Figure data in JSON

********

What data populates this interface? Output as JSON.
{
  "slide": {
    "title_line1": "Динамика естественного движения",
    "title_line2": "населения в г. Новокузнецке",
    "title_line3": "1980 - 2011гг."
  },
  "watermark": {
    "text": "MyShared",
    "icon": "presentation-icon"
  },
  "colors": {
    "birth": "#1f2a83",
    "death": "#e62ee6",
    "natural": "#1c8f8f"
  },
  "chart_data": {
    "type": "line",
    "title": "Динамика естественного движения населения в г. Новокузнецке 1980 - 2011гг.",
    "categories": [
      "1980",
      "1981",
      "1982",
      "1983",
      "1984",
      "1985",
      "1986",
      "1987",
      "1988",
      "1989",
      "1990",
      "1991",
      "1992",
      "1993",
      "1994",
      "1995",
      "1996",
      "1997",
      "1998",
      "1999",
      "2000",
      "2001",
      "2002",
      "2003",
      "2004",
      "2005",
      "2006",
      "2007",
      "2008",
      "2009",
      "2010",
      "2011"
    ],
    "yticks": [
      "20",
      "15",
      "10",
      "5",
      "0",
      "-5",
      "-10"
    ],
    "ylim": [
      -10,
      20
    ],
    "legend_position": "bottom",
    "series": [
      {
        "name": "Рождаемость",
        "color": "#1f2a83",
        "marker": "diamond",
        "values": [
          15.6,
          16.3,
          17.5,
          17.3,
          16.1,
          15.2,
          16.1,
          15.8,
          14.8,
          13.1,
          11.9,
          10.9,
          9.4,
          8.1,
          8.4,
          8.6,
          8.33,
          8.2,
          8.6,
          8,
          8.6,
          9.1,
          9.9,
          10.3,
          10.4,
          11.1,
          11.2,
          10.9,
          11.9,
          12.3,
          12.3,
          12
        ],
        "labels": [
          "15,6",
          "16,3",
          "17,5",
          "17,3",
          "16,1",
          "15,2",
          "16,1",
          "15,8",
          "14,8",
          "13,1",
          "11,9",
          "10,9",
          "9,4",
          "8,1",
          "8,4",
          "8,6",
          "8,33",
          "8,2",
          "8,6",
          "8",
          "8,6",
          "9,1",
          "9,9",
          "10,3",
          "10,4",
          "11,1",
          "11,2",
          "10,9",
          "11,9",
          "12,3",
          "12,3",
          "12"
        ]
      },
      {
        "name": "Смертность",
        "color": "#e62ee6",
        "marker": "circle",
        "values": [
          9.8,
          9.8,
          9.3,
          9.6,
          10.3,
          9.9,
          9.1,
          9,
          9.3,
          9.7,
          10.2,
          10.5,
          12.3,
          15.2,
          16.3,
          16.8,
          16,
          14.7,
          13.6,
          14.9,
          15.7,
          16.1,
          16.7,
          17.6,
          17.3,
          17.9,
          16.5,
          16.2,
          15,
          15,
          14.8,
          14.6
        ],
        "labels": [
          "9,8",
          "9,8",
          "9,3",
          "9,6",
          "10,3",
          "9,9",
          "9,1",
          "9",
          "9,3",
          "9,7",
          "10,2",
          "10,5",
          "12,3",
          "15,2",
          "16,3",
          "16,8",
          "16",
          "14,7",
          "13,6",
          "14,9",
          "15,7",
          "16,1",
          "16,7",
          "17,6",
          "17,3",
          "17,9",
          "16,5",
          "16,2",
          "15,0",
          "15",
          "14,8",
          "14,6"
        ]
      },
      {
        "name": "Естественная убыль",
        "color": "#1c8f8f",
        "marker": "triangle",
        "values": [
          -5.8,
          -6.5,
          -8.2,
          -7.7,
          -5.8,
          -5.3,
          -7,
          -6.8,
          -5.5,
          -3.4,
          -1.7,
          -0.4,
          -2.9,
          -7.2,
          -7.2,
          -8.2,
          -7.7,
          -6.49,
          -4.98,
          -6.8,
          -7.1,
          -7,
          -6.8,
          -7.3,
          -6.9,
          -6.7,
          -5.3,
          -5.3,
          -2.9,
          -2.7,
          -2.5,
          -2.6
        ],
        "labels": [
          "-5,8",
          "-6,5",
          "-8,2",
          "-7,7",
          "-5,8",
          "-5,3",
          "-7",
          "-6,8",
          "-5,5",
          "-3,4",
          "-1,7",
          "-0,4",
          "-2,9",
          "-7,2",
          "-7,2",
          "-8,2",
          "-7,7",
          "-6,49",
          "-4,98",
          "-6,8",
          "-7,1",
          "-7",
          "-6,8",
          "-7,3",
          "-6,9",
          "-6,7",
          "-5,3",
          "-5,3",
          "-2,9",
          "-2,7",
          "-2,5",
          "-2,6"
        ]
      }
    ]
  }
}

********

**Your task**
Pick out the lines containing the string "Новокузнецке" and show them.

**The reply**
    "title_line2": "населения в г. Новокузнецке",
    "title": "Динамика естественного движения населения в г. Новокузнецке 1980 - 2011гг.",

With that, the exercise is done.